ROWS:
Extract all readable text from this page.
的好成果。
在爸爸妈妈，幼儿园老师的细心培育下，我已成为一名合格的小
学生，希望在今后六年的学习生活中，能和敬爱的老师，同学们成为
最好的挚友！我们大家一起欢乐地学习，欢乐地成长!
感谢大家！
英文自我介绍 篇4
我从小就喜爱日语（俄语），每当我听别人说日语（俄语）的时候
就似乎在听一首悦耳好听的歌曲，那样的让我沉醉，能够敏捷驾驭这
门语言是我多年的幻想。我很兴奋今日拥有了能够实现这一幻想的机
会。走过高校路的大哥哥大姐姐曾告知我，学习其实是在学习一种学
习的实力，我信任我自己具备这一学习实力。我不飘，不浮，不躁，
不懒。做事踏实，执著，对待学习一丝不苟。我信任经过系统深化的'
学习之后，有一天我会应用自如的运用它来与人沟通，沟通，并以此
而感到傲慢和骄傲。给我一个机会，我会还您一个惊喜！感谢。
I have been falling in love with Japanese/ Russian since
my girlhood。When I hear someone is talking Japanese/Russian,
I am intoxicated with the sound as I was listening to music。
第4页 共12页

* * *

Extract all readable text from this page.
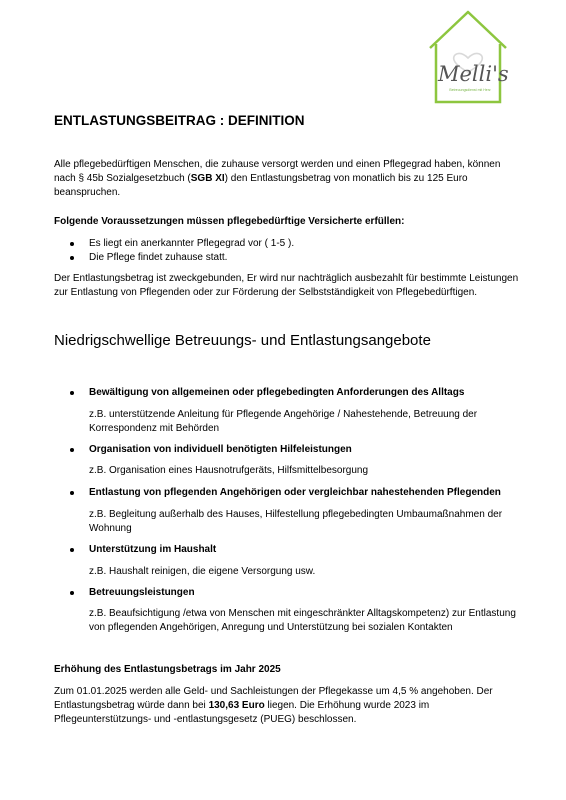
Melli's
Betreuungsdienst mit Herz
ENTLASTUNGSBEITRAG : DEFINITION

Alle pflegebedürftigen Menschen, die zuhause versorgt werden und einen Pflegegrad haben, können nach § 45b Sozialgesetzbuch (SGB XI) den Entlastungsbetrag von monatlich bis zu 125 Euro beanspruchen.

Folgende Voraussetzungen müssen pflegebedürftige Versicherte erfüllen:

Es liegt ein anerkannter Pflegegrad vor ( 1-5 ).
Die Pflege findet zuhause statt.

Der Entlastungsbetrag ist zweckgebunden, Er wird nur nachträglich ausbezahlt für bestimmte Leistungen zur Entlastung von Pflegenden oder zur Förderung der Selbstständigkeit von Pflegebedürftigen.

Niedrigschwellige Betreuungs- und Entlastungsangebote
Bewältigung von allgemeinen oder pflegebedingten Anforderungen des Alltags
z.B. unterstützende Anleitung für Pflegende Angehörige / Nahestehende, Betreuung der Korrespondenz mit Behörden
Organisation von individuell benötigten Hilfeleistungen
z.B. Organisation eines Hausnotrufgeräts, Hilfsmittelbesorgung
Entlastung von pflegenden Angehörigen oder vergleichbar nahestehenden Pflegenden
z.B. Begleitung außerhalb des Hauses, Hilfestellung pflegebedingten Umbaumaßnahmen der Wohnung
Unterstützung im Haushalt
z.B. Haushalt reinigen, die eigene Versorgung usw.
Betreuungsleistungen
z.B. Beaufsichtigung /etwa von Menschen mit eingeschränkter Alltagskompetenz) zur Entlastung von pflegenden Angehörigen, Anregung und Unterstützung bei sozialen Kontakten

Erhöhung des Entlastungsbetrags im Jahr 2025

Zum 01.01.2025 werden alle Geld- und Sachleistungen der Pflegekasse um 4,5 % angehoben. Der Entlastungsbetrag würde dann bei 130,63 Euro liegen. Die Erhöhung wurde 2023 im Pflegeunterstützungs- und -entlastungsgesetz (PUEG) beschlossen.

...

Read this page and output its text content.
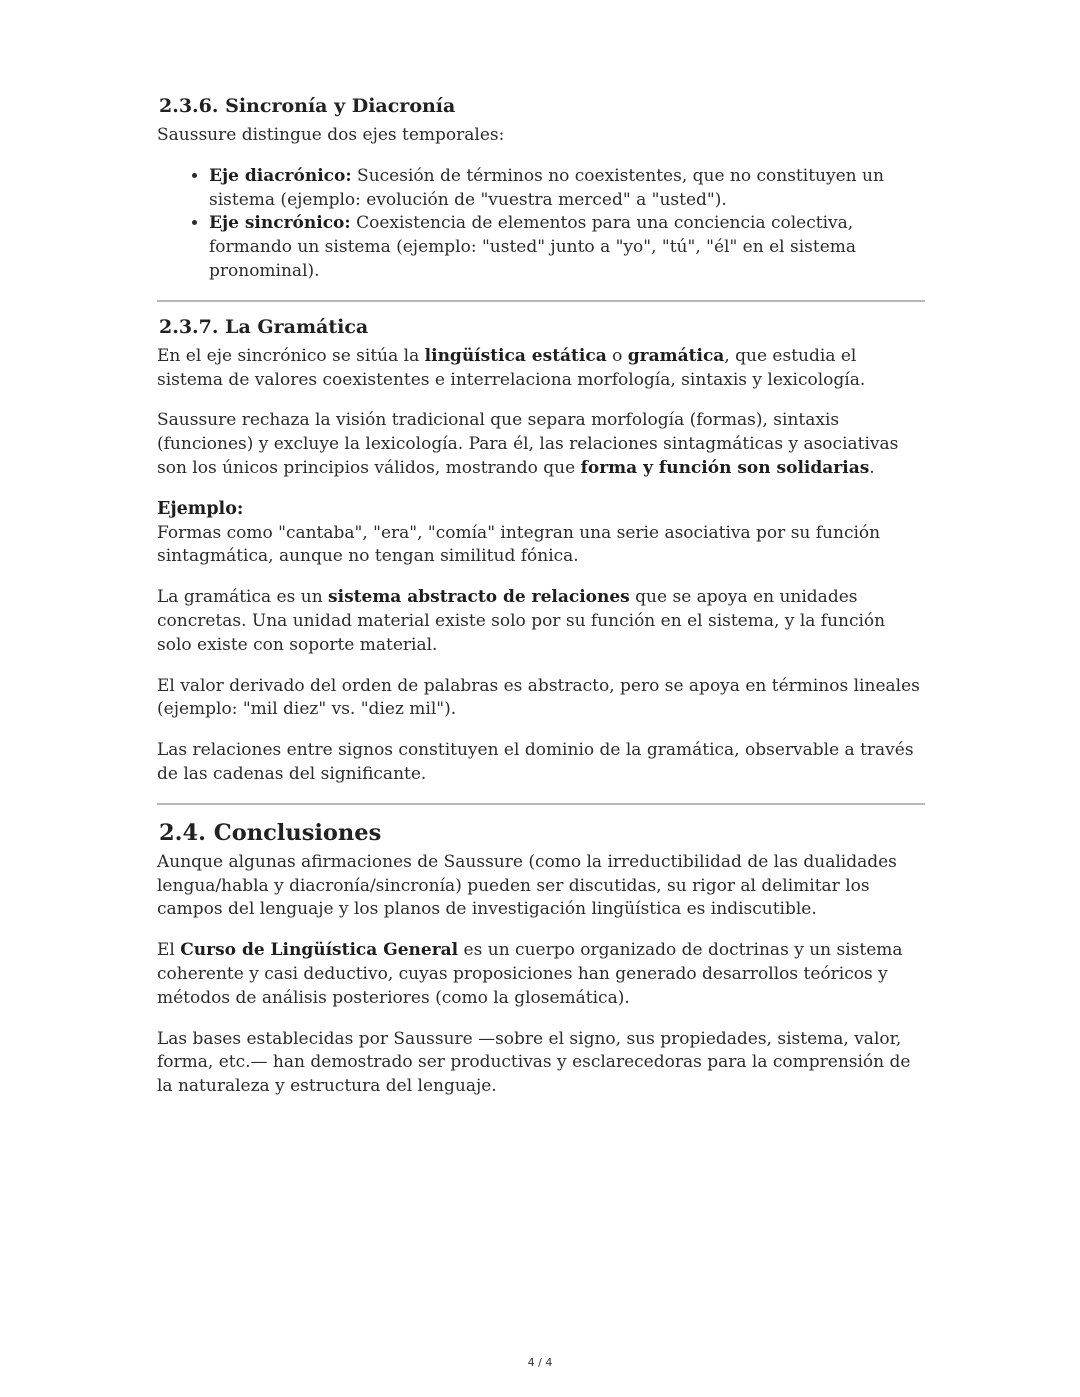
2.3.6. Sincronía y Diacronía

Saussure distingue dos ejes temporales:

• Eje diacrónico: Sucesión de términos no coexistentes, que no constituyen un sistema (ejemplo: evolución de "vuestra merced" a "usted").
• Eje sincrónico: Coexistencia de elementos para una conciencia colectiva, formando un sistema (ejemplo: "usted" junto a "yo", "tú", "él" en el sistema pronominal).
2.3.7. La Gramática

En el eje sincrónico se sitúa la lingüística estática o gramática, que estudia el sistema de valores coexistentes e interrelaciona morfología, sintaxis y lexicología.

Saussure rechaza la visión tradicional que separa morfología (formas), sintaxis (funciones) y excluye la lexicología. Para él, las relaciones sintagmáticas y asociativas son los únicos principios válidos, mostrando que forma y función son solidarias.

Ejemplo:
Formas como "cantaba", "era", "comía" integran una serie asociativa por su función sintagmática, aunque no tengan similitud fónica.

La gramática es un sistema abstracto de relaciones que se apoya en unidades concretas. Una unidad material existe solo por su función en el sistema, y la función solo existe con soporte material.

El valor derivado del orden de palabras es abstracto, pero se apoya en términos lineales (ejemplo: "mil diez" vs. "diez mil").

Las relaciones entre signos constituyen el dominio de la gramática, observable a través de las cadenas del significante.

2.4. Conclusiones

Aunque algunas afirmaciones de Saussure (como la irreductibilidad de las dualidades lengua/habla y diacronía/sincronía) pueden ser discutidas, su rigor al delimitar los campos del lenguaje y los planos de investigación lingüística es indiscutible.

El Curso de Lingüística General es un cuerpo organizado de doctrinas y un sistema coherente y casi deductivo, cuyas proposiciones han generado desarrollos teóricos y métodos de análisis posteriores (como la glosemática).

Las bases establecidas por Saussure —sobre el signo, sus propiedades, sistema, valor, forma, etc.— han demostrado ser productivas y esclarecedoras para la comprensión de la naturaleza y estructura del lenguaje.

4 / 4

WRITTEN PROBLEM:
From the entries above, copy every line that holds the word "Haushalt".

COMPLETE RESPONSE:
Unterstützung im Haushalt
z.B. Haushalt reinigen, die eigene Versorgung usw.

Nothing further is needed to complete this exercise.